WHAT TO WORK ON: Pick up the page below on configuring Grafana-via-Prometheus for COMAC monitoring and continue it from its last sentence.

SELECTION:
★ ★ ★ ★

Configure Grafana-via-Prometheus

Basically, COMAC is configured with monitoring and logging capabilities which is same as using CORD. If you would like to know the general monitoring and logging systems, they are introduced in Operation Guides.

This page shows how to configure Grafana-via-Prometheus for COMAC monitoring. The default monitoring system for CORD is also working well in COMAC. However, The default monitoring does not handle multi-cluster so if you want to configure the monitoring system for COMAC, please refer to this page.

Grafana-via-Prometheus for COMAC monitoring

In COMAC, we are using nem-monitoring chart for monitoring. The chart is part of the cord-platform helm-chart, but if you need to install it, please refer to this guide.

nem-monitoring includes Grafana, Prometheus, and metrics exporters. The chart is capable for monitoring and visualization in single cluster by default. However, if you want to deploy COMAC on multi-cluster, the monitoring system should pull metrics from multi-cluster.

★ ★ ★ ★

Image element box items
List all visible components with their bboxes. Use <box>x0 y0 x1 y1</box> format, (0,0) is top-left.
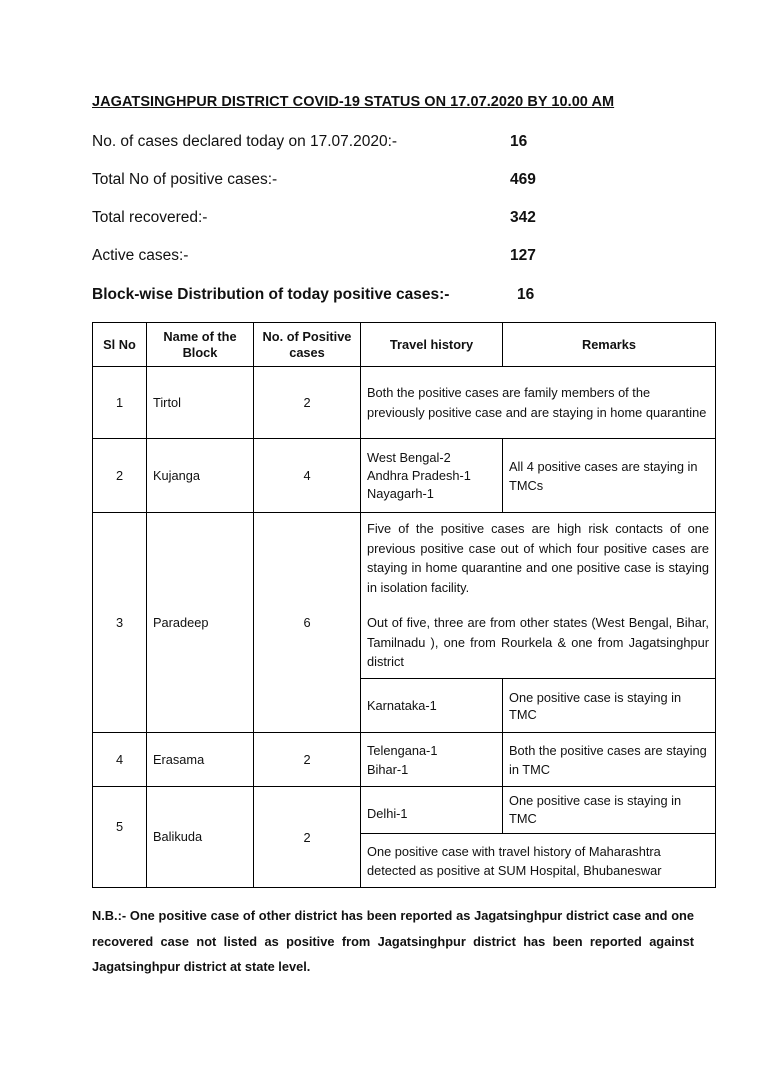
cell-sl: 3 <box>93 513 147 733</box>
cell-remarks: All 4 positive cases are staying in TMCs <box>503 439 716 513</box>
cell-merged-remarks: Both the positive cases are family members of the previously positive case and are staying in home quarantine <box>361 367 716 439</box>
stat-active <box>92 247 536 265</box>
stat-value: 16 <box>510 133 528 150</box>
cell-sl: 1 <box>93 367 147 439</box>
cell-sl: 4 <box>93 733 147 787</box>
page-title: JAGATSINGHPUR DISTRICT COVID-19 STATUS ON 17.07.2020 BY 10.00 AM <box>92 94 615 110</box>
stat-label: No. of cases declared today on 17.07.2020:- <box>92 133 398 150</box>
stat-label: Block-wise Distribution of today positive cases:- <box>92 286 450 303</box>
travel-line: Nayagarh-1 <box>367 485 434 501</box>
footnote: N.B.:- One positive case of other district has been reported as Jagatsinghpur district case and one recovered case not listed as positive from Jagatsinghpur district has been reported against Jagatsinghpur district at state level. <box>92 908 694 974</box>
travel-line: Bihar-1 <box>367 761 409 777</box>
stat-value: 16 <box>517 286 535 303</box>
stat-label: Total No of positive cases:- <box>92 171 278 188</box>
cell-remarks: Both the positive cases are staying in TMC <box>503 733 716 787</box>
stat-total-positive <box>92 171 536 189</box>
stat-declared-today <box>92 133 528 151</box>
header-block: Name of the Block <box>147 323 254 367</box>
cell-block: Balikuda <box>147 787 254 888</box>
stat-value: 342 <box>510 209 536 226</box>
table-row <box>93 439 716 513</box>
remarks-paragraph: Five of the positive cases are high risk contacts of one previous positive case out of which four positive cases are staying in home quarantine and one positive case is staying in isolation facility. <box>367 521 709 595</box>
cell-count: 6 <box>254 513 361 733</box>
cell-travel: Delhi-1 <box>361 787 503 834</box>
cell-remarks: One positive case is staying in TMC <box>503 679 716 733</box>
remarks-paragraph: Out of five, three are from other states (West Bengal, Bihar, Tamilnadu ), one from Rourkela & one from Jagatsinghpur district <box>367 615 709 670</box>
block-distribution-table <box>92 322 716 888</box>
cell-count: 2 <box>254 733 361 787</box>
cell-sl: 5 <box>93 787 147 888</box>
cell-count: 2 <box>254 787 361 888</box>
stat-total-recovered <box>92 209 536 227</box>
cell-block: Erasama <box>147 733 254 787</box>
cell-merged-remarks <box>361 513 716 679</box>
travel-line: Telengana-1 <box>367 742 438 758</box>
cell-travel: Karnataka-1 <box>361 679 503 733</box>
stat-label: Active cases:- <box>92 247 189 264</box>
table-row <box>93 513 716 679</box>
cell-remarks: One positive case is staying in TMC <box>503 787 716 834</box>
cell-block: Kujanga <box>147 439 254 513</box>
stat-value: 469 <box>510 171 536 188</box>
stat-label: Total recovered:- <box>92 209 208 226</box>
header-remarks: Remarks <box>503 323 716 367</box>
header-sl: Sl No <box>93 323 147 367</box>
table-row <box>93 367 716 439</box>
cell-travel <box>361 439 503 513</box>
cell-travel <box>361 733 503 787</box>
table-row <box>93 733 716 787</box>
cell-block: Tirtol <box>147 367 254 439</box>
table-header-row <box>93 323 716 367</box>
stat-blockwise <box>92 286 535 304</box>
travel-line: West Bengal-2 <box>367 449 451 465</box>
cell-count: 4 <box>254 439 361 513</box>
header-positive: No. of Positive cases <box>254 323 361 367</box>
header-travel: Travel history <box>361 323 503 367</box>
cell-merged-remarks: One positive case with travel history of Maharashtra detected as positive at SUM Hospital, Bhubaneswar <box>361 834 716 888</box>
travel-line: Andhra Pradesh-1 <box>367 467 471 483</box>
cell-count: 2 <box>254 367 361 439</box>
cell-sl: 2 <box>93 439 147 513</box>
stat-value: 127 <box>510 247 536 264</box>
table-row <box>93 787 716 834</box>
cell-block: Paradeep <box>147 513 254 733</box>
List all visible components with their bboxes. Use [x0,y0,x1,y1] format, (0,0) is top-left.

★ ★ ★ ★

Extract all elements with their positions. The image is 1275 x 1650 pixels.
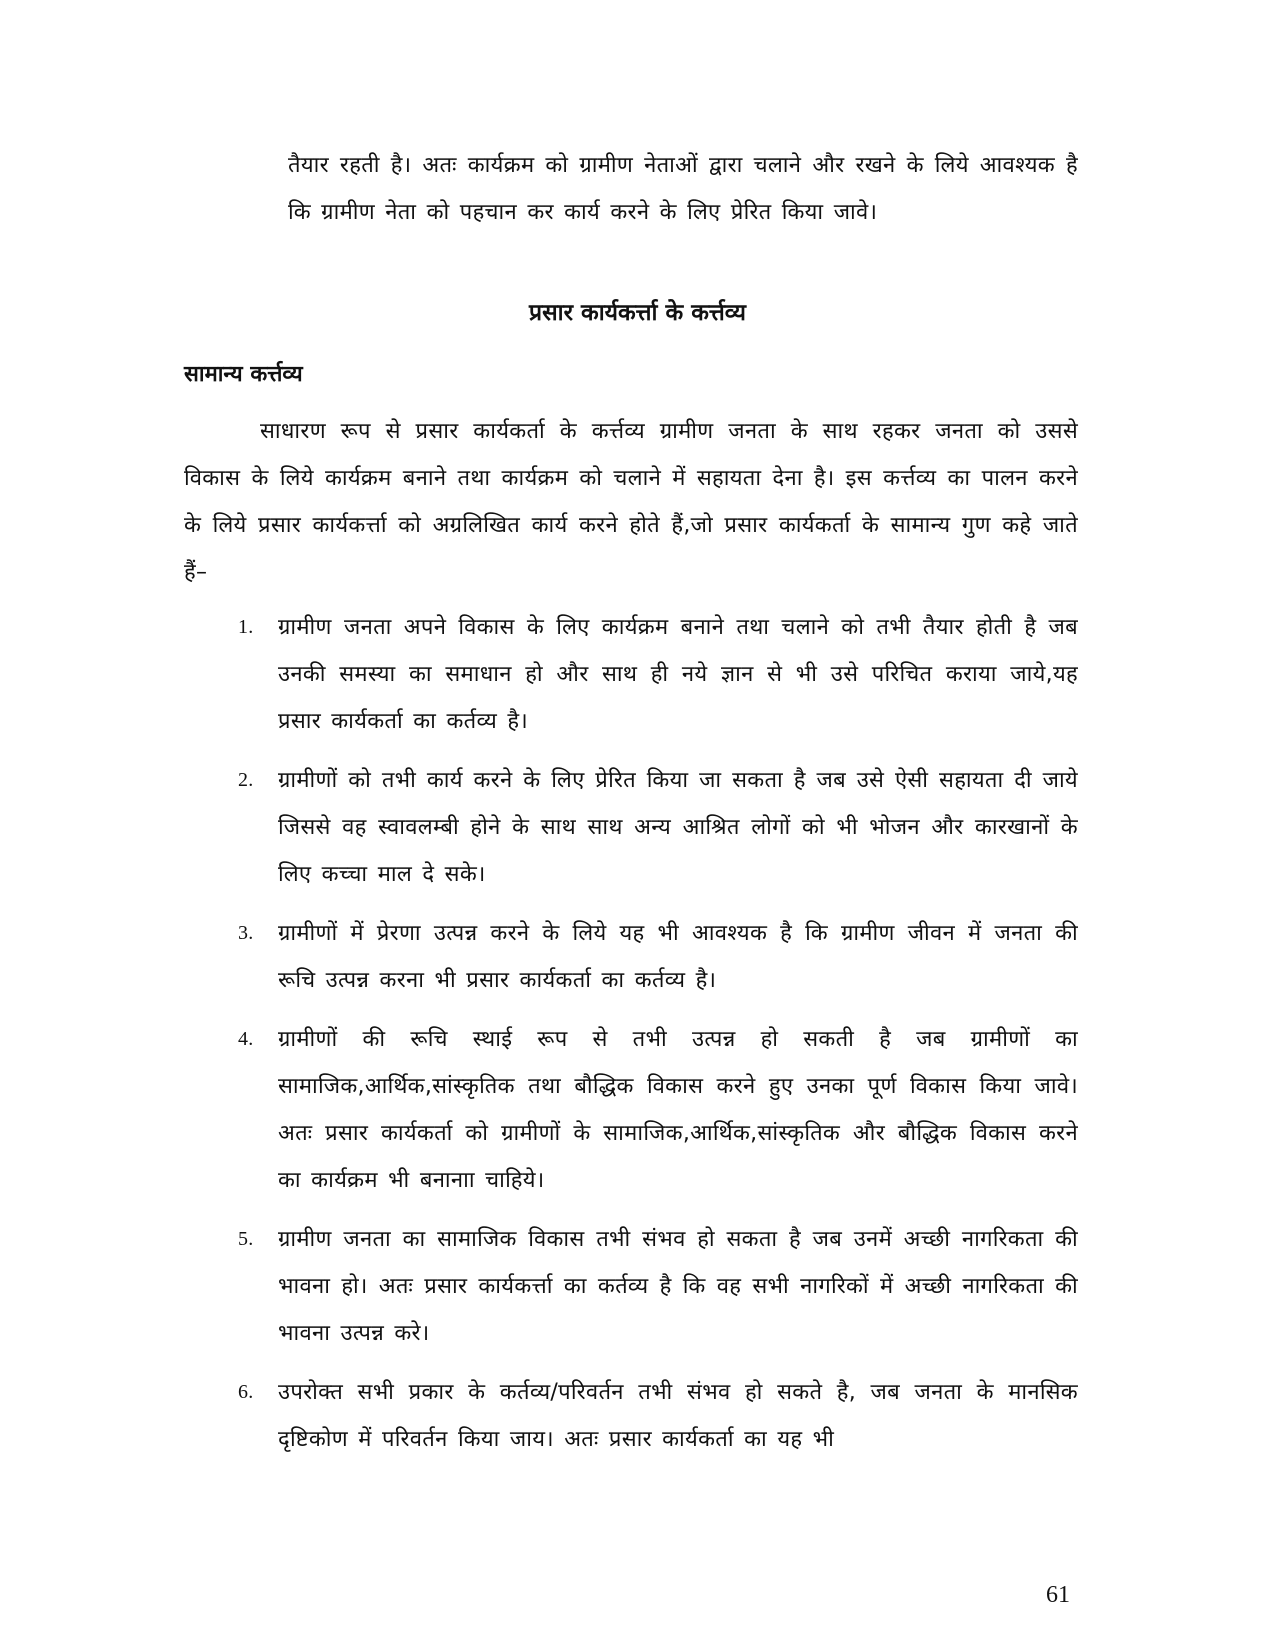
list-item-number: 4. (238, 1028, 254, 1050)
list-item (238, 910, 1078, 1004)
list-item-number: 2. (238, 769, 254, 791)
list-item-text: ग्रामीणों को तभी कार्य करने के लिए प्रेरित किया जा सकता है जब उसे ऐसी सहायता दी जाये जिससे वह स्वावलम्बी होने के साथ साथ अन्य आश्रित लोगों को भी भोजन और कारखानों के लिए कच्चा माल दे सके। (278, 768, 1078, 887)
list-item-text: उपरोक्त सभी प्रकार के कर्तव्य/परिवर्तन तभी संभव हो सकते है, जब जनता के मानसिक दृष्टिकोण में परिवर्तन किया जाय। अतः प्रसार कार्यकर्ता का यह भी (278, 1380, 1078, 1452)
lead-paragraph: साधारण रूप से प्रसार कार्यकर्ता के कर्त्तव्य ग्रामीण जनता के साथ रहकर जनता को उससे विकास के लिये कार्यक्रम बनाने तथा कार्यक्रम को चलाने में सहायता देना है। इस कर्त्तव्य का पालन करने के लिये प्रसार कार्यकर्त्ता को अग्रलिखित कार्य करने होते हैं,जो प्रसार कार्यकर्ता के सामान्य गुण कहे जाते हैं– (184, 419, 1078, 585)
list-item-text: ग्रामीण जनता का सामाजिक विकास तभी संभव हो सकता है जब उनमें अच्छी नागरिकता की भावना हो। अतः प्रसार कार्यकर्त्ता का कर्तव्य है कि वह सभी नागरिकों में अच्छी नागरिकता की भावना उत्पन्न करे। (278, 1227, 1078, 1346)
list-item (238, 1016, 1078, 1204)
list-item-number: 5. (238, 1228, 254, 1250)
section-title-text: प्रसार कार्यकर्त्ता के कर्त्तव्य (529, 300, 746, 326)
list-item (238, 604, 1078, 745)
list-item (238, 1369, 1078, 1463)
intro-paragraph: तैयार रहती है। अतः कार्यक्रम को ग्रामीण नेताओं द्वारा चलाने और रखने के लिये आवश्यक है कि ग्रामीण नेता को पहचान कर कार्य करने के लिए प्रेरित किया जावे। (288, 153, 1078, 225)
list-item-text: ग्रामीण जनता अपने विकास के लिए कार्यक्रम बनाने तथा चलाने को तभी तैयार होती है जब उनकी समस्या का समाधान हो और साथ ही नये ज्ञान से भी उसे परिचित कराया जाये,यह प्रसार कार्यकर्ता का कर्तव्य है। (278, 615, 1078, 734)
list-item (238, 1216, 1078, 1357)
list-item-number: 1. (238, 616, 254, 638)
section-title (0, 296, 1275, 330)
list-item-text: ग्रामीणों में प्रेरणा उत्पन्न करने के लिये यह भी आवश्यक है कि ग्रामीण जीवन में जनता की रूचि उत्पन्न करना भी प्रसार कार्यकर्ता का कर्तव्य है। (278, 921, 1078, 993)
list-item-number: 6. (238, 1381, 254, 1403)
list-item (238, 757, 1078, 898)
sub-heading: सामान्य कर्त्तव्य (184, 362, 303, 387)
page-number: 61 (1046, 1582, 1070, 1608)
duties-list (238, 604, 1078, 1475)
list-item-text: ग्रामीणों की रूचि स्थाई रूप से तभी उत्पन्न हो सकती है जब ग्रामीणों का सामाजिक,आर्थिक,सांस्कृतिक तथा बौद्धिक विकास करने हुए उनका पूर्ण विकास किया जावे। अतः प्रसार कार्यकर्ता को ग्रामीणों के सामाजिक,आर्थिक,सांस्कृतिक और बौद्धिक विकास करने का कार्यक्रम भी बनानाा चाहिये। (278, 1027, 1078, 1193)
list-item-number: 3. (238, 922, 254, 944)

★ ★ ★ ★

EXPECTED ANSWER:
Metrics exporter deployment

It depends on exporters which metrics are exposed. The exposed metrics are collected and stored in Prometheus then the metrics can be used by Grafana to create dashboards. In COMAC environment, we basically deploy 3 exporters as follows.

They expose resource usage and performance characteristics of running containers, metrics about Kubernetes objects, and hardware/OS metrics. Basically, the monitoring system including Grafana, Prometheus, and metrics exporters in the edge cluster. Thus, we should deploy exporters in the central cluster and make the monitoring system interacts with them as following figure.

COMAC monitoring

Prometheus configuration

Promethues is responsible for pulling and storing metrics which can be used by Grafana. When the monitoring system is deployed, Prometheus is also deployed by default. The nem-monitoring chart enables Prometheus to pull metrics from the edge cluster but it does not from the central cluster. To pull metrics from the central cluster, /path/to/helm-charts/nem-moniitoring/values.yaml should be configured. To pull metrics from the central cluster, a pulling job should be defined like below:

...
prometheus:
    prometheus.yml:
        scrape_configs:
          # Pulling metrics from the central cluster
          - job_name: 'central-cluster-monitoring'
            metrics_path: /metrics
            scrape_interval: 15s
            static_configs:
              - targets:
                - {PUT_NODE_IP}:{PUT_CADVISOR_NODE_PORT}
                - {PUT_NODE_IP}:{PUT_NODE_EXPORTER_NODE_PORT}
                - {PUT_NODE_IP}:{PUT_KUBE_STATE_METRICS_NODE_PORT}
            metric_relabel_configs:
            - source_labels: ['container_label_io_kubernetes_pod_name']
              replacement: '$1'
              target_label: pod_name
...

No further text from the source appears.